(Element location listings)
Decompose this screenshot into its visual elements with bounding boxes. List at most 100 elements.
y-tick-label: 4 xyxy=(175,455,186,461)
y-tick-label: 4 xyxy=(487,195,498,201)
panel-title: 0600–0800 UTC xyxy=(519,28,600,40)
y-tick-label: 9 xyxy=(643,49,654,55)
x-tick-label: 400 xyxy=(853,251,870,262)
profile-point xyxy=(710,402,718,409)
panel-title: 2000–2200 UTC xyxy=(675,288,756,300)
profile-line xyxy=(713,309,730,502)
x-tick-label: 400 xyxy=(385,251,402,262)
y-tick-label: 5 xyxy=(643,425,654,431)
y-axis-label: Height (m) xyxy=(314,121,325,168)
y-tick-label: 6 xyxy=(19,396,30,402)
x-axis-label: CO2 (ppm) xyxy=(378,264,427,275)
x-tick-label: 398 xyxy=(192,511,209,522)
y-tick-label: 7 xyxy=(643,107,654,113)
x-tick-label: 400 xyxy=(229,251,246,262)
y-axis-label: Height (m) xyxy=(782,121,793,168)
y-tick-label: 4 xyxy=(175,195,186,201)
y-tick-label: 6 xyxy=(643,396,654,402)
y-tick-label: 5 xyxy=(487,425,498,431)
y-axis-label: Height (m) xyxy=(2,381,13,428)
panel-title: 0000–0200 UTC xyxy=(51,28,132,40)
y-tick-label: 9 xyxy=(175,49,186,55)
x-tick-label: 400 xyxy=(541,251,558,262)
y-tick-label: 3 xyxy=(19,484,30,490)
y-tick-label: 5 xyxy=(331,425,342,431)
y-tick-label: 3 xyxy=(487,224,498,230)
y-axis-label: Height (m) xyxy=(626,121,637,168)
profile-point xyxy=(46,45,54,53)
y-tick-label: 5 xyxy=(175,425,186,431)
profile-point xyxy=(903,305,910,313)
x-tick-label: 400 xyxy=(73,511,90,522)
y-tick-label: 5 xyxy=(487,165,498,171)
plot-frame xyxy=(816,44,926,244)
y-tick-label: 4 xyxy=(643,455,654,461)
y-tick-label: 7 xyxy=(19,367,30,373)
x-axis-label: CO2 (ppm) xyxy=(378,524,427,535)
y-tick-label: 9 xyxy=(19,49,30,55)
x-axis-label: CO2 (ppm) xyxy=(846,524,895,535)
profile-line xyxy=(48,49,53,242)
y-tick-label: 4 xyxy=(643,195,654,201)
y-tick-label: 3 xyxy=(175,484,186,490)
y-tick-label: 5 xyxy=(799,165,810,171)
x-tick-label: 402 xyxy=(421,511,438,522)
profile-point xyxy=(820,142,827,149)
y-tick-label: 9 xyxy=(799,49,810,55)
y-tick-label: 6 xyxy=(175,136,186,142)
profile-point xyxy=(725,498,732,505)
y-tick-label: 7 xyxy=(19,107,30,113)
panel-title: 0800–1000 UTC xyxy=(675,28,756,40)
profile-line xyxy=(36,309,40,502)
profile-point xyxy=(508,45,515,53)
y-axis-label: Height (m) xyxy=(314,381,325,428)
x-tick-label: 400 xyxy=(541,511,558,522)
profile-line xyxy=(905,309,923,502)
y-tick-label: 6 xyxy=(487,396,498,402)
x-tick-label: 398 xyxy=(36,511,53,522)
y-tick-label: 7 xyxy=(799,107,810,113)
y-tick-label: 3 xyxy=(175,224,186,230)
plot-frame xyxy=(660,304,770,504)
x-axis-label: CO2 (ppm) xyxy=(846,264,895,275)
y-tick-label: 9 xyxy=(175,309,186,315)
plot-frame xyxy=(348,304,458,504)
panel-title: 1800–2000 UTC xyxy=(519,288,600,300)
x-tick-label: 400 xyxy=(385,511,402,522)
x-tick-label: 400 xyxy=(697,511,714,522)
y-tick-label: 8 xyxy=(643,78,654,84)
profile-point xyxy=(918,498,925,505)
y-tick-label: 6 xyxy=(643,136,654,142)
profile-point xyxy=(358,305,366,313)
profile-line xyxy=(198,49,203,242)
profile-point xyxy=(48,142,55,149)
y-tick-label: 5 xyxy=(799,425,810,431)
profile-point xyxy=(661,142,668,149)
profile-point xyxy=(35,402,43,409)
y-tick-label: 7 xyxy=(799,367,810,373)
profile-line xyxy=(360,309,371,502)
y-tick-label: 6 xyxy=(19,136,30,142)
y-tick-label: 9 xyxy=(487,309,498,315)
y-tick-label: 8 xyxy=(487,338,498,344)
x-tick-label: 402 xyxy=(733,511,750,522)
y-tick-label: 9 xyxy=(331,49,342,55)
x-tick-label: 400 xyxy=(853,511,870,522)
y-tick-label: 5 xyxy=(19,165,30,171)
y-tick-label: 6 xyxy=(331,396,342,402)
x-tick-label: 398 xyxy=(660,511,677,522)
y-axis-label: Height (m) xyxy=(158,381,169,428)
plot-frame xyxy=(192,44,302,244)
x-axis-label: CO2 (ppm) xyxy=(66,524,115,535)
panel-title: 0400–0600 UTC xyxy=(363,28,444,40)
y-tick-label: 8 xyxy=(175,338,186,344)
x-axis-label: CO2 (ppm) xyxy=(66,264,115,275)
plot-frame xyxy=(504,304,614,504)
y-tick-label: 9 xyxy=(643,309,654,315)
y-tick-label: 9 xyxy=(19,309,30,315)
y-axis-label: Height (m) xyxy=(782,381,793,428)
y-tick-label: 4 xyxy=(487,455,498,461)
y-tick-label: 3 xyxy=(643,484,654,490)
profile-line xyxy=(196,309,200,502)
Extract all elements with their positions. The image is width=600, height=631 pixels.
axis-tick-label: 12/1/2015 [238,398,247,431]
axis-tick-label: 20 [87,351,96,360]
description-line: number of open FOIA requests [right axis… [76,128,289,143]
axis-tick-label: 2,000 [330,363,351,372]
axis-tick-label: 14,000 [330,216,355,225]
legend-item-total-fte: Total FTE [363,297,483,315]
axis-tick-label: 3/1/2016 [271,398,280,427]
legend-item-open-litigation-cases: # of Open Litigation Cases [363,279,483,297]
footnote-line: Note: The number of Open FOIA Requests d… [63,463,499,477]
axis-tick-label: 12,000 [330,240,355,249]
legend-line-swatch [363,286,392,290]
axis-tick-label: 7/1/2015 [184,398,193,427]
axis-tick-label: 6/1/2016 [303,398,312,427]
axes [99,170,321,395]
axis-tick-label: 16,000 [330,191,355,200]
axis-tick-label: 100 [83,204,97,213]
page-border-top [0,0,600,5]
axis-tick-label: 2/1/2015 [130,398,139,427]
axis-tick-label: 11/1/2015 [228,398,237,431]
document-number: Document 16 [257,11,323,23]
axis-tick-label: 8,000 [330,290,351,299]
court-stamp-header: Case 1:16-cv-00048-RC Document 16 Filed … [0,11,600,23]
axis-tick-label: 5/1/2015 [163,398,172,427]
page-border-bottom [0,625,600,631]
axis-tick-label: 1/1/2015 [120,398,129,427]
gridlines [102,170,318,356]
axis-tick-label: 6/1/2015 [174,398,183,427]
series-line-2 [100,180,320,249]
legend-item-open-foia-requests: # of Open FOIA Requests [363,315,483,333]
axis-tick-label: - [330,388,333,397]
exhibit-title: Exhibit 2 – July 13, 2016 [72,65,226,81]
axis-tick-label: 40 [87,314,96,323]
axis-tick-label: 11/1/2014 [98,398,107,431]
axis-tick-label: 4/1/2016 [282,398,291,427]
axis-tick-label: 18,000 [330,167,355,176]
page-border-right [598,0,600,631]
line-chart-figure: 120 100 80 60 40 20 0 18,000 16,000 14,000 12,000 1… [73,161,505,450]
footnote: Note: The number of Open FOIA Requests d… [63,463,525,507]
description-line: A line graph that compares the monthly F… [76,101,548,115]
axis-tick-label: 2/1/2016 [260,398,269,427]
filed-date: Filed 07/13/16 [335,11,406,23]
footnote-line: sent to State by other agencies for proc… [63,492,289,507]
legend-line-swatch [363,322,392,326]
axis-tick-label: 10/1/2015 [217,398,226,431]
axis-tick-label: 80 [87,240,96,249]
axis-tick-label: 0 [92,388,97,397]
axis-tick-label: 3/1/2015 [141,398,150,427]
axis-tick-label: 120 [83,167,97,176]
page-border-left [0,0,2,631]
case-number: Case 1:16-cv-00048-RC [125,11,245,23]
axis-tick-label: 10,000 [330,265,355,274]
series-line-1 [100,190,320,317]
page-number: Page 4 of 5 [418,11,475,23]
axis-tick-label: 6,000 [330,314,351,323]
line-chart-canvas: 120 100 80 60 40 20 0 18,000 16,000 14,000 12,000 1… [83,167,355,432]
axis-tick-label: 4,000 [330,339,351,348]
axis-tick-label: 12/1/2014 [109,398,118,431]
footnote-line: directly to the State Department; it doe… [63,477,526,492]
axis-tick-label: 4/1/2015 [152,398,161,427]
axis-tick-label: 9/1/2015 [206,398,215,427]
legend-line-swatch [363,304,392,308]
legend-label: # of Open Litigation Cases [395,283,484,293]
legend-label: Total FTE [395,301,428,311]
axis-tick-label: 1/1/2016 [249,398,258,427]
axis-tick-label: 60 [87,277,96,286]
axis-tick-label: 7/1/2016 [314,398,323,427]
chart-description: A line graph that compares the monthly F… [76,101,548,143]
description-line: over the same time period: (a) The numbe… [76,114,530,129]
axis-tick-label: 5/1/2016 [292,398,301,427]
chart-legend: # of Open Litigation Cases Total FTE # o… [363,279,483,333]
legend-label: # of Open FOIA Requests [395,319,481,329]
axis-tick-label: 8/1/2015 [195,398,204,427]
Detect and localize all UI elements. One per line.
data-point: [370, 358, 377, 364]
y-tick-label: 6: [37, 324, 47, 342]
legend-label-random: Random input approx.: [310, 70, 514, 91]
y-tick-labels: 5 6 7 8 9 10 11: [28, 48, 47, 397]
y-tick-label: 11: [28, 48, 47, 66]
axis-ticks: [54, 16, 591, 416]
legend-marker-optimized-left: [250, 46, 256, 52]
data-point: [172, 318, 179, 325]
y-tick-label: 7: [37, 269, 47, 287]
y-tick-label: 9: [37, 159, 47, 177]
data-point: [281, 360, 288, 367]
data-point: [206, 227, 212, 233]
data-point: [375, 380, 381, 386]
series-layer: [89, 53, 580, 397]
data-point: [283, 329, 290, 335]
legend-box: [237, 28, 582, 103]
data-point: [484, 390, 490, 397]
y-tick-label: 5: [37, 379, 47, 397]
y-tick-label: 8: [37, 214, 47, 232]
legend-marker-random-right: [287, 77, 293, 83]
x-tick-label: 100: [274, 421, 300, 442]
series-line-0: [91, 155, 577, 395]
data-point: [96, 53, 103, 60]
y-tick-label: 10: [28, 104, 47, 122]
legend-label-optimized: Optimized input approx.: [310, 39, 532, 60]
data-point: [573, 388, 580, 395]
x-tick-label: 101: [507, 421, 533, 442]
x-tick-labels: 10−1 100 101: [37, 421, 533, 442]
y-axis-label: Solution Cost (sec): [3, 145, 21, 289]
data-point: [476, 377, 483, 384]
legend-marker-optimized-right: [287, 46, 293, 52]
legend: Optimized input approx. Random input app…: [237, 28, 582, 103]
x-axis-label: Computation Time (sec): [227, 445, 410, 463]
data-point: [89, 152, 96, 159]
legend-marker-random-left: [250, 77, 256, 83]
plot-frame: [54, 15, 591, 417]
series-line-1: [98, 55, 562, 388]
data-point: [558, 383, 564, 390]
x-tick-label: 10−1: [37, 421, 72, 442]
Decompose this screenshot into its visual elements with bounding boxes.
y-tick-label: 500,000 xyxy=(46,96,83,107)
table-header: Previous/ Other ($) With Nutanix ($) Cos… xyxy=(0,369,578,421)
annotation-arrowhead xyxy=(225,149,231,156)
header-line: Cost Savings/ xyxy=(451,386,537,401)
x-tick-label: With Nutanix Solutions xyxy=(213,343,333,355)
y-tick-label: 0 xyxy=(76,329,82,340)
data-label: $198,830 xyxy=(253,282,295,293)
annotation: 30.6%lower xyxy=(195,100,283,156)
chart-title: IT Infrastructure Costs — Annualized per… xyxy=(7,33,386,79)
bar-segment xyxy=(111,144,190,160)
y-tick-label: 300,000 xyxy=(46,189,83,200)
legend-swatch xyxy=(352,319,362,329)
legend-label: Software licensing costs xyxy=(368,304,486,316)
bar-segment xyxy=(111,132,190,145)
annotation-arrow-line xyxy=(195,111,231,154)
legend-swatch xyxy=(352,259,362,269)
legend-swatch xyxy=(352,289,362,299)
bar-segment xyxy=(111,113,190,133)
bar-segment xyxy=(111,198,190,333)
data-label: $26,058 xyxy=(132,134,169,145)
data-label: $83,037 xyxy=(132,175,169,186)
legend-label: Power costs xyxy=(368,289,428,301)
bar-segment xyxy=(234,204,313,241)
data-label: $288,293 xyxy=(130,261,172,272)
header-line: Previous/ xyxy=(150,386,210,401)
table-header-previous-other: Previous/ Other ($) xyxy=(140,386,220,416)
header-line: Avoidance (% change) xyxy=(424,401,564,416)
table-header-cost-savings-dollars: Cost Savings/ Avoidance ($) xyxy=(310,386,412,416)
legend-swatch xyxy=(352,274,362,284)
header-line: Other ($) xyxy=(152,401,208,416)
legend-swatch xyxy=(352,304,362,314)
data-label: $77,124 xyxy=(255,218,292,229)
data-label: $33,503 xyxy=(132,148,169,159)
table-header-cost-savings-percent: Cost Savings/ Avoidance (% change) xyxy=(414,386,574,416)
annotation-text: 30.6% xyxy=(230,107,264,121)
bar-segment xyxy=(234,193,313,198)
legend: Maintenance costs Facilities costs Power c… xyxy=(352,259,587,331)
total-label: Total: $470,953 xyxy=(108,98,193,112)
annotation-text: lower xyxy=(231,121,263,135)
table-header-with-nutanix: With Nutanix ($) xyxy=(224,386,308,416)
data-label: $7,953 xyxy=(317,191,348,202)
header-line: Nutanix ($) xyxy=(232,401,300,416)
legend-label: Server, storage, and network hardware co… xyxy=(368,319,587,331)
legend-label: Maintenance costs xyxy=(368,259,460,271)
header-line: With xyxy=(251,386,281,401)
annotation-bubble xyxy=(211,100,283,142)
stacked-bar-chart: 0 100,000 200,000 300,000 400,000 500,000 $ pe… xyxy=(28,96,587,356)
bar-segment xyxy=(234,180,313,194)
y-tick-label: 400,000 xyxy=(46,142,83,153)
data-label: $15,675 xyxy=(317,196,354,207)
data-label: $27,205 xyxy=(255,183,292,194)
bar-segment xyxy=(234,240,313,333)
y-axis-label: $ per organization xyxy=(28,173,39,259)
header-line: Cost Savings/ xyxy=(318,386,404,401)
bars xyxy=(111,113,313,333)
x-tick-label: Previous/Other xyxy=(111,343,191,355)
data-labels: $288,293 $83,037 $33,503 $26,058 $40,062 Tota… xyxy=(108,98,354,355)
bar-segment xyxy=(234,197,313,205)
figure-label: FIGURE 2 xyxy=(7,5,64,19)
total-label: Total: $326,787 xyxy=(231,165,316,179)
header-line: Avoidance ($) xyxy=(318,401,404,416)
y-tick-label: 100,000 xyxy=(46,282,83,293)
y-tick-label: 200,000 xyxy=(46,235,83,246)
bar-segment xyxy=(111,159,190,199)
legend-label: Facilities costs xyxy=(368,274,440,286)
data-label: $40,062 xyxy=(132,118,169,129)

▶ _Exercise_: Copy the records verbatim from the first line through the line containing "y-tick-label: 5 xyxy=(643,425,654,431)", including both of those lines.

▶ _Written response_:
Decompose this screenshot into its visual elements with bounding boxes. List at most 100 elements.
y-tick-label: 4 xyxy=(175,455,186,461)
y-tick-label: 4 xyxy=(487,195,498,201)
panel-title: 0600–0800 UTC xyxy=(519,28,600,40)
y-tick-label: 9 xyxy=(643,49,654,55)
x-tick-label: 400 xyxy=(853,251,870,262)
profile-point xyxy=(710,402,718,409)
panel-title: 2000–2200 UTC xyxy=(675,288,756,300)
profile-line xyxy=(713,309,730,502)
x-tick-label: 400 xyxy=(385,251,402,262)
y-tick-label: 5 xyxy=(643,425,654,431)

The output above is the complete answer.